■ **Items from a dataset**

····················

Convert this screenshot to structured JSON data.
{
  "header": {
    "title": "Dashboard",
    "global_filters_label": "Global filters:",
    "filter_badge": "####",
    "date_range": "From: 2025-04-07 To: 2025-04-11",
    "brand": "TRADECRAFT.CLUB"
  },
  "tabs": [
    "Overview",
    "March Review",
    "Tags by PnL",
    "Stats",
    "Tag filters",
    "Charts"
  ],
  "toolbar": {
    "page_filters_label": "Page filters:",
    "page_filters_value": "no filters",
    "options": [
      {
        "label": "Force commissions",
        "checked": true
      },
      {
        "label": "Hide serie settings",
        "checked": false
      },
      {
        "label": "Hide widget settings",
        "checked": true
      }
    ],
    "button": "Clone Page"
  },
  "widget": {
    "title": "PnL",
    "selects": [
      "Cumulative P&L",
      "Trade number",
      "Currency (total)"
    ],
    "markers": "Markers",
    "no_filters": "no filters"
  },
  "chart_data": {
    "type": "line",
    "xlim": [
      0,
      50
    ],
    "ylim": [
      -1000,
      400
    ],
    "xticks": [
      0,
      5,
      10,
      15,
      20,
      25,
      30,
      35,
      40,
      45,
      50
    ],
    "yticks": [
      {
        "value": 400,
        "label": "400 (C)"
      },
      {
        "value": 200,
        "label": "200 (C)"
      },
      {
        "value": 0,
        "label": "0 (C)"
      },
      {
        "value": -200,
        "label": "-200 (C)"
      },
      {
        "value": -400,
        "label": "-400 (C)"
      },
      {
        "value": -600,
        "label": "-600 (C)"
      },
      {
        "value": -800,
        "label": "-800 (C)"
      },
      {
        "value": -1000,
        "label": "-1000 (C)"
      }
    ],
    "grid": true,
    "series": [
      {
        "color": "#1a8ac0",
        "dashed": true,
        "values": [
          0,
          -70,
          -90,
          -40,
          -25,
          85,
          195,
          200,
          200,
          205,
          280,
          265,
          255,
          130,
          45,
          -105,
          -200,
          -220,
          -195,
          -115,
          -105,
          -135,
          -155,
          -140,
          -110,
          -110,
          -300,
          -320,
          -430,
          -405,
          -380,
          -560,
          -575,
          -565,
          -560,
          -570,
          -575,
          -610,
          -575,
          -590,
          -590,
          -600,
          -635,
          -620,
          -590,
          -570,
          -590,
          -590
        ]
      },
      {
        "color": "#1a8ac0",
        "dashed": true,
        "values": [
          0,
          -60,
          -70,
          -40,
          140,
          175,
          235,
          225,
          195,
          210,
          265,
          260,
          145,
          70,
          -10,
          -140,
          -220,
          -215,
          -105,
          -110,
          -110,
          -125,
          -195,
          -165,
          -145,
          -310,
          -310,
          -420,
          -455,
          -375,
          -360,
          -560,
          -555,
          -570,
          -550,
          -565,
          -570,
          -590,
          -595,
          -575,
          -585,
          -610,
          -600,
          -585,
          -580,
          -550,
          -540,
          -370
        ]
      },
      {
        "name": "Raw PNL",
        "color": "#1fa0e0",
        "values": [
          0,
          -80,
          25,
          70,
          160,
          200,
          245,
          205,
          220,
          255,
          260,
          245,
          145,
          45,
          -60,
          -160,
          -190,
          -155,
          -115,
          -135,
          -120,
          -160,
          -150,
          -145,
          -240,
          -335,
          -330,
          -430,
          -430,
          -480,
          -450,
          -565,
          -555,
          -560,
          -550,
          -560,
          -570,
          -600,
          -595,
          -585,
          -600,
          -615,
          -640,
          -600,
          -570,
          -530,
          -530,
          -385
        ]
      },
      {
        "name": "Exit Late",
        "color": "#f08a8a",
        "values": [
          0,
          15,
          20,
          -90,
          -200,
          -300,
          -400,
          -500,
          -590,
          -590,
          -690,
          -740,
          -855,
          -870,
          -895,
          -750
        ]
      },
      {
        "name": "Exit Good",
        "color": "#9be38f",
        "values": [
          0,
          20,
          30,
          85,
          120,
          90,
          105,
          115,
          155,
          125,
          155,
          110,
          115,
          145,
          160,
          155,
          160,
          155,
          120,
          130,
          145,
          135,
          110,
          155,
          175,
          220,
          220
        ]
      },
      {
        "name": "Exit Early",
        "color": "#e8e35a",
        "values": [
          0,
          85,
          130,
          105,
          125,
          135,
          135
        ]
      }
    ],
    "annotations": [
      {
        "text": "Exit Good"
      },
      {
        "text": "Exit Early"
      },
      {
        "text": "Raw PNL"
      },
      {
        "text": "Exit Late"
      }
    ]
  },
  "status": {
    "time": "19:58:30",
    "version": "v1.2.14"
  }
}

····················

■ **TO DO**
From the records above, extract every entry exactly as given.

■ **RIGHT ANSWER**
Convert this screenshot to structured JSON data.
{
  "header": {
    "title": "Dashboard",
    "global_filters_label": "Global filters:",
    "filter_badge": "####",
    "date_range": "From: 2025-04-07 To: 2025-04-11",
    "brand": "TRADECRAFT.CLUB"
  },
  "tabs": [
    "Overview",
    "March Review",
    "Tags by PnL",
    "Stats",
    "Tag filters",
    "Charts"
  ],
  "toolbar": {
    "page_filters_label": "Page filters:",
    "page_filters_value": "no filters",
    "options": [
      {
        "label": "Force commissions",
        "checked": true
      },
      {
        "label": "Hide serie settings",
        "checked": false
      },
      {
        "label": "Hide widget settings",
        "checked": true
      }
    ],
    "button": "Clone Page"
  },
  "widget": {
    "title": "PnL",
    "selects": [
      "Cumulative P&L",
      "Trade number",
      "Currency (total)"
    ],
    "markers": "Markers",
    "no_filters": "no filters"
  },
  "chart_data": {
    "type": "line",
    "xlim": [
      0,
      50
    ],
    "ylim": [
      -1000,
      400
    ],
    "xticks": [
      0,
      5,
      10,
      15,
      20,
      25,
      30,
      35,
      40,
      45,
      50
    ],
    "yticks": [
      {
        "value": 400,
        "label": "400 (C)"
      },
      {
        "value": 200,
        "label": "200 (C)"
      },
      {
        "value": 0,
        "label": "0 (C)"
      },
      {
        "value": -200,
        "label": "-200 (C)"
      },
      {
        "value": -400,
        "label": "-400 (C)"
      },
      {
        "value": -600,
        "label": "-600 (C)"
      },
      {
        "value": -800,
        "label": "-800 (C)"
      },
      {
        "value": -1000,
        "label": "-1000 (C)"
      }
    ],
    "grid": true,
    "series": [
      {
        "color": "#1a8ac0",
        "dashed": true,
        "values": [
          0,
          -70,
          -90,
          -40,
          -25,
          85,
          195,
          200,
          200,
          205,
          280,
          265,
          255,
          130,
          45,
          -105,
          -200,
          -220,
          -195,
          -115,
          -105,
          -135,
          -155,
          -140,
          -110,
          -110,
          -300,
          -320,
          -430,
          -405,
          -380,
          -560,
          -575,
          -565,
          -560,
          -570,
          -575,
          -610,
          -575,
          -590,
          -590,
          -600,
          -635,
          -620,
          -590,
          -570,
          -590,
          -590
        ]
      },
      {
        "color": "#1a8ac0",
        "dashed": true,
        "values": [
          0,
          -60,
          -70,
          -40,
          140,
          175,
          235,
          225,
          195,
          210,
          265,
          260,
          145,
          70,
          -10,
          -140,
          -220,
          -215,
          -105,
          -110,
          -110,
          -125,
          -195,
          -165,
          -145,
          -310,
          -310,
          -420,
          -455,
          -375,
          -360,
          -560,
          -555,
          -570,
          -550,
          -565,
          -570,
          -590,
          -595,
          -575,
          -585,
          -610,
          -600,
          -585,
          -580,
          -550,
          -540,
          -370
        ]
      },
      {
        "name": "Raw PNL",
        "color": "#1fa0e0",
        "values": [
          0,
          -80,
          25,
          70,
          160,
          200,
          245,
          205,
          220,
          255,
          260,
          245,
          145,
          45,
          -60,
          -160,
          -190,
          -155,
          -115,
          -135,
          -120,
          -160,
          -150,
          -145,
          -240,
          -335,
          -330,
          -430,
          -430,
          -480,
          -450,
          -565,
          -555,
          -560,
          -550,
          -560,
          -570,
          -600,
          -595,
          -585,
          -600,
          -615,
          -640,
          -600,
          -570,
          -530,
          -530,
          -385
        ]
      },
      {
        "name": "Exit Late",
        "color": "#f08a8a",
        "values": [
          0,
          15,
          20,
          -90,
          -200,
          -300,
          -400,
          -500,
          -590,
          -590,
          -690,
          -740,
          -855,
          -870,
          -895,
          -750
        ]
      },
      {
        "name": "Exit Good",
        "color": "#9be38f",
        "values": [
          0,
          20,
          30,
          85,
          120,
          90,
          105,
          115,
          155,
          125,
          155,
          110,
          115,
          145,
          160,
          155,
          160,
          155,
          120,
          130,
          145,
          135,
          110,
          155,
          175,
          220,
          220
        ]
      },
      {
        "name": "Exit Early",
        "color": "#e8e35a",
        "values": [
          0,
          85,
          130,
          105,
          125,
          135,
          135
        ]
      }
    ],
    "annotations": [
      {
        "text": "Exit Good"
      },
      {
        "text": "Exit Early"
      },
      {
        "text": "Raw PNL"
      },
      {
        "text": "Exit Late"
      }
    ]
  },
  "status": {
    "time": "19:58:30",
    "version": "v1.2.14"
  }
}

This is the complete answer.